Tarefas do exercício
1) Transcreva um trecho do texto sobre a usina de Belo Monte. Comece nas palavras "A 5ª Turma do Tribunal" e pare após "obras da usina.".
2) Prossiga com o texto sobre a usina de Belo Monte a partir do ponto em que ele termina.

Texto fornecido
☆ ☆ ☆ ☆

Tribunal Regional anulou licença de instalação; cabe recurso

 

DE BRASÍLIA

A Justiça Federal determinou nova paralisação das obras da usina de Belo Monte, em Altamira (PA). A decisão, tomada ontem pela manhã, ainda não foi publicada e só terá valor a partir da comunicação à empresa responsável pela obra.

Cabe recurso e as obras continuam enquanto a companhia não for notificada.

A 5ª Turma do Tribunal Regional Federal da 1ª Região, em Brasília, julgava recurso do Ministério Público Federal contra decisão da 9ª Vara da Seção Judiciária do Pará de maio deste ano, que validou o licenciamento ambiental das obras da usina.

O relator do processo na 5ª Turma do TRF-1 acatou o recurso do MPF contra a decisão da Justiça paraense.

Ele anulou a licença de instalação de Belo Monte e estabeleceu ainda que o BNDES não repasse recursos para a obra enquanto as condicionantes da licença prévia não forem cumpridas. Em caso de não cumprimento, a multa diária é de R$ 500 mil.

Em outubro, o mesmo desembargador já havia dado uma liminar nessa mesma ação suspendendo a obra. A liminar foi cassada e as obras prosseguiram.

☆ ☆ ☆ ☆

Trechos do material

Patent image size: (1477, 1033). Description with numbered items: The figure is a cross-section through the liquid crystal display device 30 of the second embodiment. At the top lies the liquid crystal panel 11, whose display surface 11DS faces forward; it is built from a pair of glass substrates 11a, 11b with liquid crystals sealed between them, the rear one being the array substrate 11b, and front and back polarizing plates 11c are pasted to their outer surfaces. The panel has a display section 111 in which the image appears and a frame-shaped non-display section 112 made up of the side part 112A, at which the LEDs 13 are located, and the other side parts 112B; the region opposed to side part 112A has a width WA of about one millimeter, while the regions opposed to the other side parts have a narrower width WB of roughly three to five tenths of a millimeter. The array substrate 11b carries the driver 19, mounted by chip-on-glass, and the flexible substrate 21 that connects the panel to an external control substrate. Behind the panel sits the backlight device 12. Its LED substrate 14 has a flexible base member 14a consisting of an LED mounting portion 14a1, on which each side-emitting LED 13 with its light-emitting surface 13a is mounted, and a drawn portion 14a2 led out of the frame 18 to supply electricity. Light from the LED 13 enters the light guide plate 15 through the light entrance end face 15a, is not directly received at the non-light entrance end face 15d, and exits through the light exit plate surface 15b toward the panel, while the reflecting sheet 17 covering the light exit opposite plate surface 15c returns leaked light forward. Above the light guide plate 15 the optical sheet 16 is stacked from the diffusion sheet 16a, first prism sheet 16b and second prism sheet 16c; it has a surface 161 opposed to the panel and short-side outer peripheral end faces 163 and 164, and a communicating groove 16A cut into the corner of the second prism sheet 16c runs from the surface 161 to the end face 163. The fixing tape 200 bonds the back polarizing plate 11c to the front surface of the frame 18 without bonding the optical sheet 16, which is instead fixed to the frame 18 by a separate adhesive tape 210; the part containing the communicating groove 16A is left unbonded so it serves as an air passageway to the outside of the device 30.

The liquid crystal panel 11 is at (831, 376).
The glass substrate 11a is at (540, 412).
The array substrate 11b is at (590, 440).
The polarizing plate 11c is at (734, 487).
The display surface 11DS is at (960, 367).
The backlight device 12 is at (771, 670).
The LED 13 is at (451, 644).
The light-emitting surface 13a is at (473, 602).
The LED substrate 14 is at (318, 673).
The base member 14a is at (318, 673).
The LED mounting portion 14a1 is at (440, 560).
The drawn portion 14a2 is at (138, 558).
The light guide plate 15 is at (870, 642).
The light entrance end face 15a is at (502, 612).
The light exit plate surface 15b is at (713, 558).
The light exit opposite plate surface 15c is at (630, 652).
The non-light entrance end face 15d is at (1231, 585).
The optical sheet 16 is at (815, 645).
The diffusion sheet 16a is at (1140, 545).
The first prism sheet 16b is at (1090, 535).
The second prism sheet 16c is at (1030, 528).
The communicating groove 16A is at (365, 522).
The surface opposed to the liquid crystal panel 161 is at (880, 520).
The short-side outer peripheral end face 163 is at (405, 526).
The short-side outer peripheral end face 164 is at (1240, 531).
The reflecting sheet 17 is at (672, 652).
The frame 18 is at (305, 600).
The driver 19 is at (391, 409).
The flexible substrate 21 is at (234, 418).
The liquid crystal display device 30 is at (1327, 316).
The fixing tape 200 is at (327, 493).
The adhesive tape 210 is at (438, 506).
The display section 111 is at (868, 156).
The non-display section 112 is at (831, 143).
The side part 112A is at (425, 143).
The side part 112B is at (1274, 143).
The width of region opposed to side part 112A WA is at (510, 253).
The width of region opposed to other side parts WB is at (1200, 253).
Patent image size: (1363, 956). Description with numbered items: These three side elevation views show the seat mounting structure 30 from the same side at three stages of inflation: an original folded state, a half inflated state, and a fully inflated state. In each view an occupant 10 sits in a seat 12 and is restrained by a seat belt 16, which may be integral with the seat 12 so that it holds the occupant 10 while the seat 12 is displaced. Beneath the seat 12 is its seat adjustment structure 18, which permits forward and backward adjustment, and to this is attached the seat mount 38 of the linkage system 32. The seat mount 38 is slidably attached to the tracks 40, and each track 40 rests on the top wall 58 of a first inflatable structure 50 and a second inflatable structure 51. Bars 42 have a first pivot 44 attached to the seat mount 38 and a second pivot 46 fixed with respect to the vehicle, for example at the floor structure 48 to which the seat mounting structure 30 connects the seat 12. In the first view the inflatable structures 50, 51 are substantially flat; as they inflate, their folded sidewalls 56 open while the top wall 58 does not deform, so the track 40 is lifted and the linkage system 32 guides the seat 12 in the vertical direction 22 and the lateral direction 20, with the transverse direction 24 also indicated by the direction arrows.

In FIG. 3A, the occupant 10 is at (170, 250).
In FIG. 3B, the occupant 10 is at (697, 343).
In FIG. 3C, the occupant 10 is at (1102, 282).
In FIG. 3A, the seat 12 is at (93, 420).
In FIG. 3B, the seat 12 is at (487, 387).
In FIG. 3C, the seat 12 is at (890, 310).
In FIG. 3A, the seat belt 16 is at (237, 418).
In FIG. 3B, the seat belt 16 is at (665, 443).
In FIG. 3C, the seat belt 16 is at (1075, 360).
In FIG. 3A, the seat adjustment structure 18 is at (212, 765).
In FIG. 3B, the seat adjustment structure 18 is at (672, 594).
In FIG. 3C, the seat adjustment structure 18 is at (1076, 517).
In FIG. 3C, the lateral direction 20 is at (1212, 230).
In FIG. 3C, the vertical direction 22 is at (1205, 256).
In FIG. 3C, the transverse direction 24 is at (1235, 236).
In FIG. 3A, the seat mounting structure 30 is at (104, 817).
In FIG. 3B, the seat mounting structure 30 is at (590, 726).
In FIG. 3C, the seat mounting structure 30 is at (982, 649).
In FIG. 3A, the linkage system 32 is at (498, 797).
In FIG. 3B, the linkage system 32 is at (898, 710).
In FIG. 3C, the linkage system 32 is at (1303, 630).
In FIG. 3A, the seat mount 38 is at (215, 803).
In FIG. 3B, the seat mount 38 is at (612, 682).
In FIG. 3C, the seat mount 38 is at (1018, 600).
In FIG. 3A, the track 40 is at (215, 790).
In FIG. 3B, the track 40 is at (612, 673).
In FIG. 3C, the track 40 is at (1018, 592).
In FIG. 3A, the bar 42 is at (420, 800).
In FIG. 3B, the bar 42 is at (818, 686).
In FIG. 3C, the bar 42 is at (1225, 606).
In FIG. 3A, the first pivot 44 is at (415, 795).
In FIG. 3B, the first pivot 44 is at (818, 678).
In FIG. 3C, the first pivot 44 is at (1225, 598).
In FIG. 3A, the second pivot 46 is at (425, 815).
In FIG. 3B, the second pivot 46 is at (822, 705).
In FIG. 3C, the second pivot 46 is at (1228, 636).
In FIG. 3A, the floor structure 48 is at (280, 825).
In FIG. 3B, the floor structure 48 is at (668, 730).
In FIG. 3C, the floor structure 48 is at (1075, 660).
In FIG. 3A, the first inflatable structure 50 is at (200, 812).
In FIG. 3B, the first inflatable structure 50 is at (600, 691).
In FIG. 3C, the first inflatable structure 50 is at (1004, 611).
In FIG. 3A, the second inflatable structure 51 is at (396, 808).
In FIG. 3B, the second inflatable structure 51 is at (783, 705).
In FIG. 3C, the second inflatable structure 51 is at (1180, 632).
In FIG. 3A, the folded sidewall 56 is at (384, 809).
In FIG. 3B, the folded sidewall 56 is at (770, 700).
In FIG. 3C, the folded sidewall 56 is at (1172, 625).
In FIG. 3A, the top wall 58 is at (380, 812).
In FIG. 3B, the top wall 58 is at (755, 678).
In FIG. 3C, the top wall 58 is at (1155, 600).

☆ ☆ ☆ ☆

Respostas em ordem
1)
A 5ª Turma do Tribunal Regional Federal da 1ª Região, em Brasília, julgava recurso do Ministério Público Federal contra decisão da 9ª Vara da Seção Judiciária do Pará de maio deste ano, que validou o licenciamento ambiental das obras da usina.

2)
Na ação civil pública que correu no Pará, os procuradores tentavam anular a licença de instalação, argumentando que condicionantes do Ibama na licença prévia, anterior à de instalação, não foram cumpridas.

A licença prévia de Belo Monte foi emitida em 2010, pouco antes do leilão. Tem 40 itens para serem cumpridos pelo empreendedor, parte deles até o momento da concessão da licença de instalação e outra parte até a licença de operação, que ainda não foi emitida.

Para cumprir as condicionantes, a Norte Energia, responsável pela obra, fez um plano que prevê centenas de ações, estimadas em cerca de R$ 4 bilhões.

Muitas delas estão atrasadas, como o saneamento básico da cidade de Altamira.

Por causa dos atrasos, o Ibama já multou duas vezes a Norte Energia e tem ameaçado não dar a licença de operação, que precisa sair no ano que vem para que ela possa começar a operar em 2015, como previsto.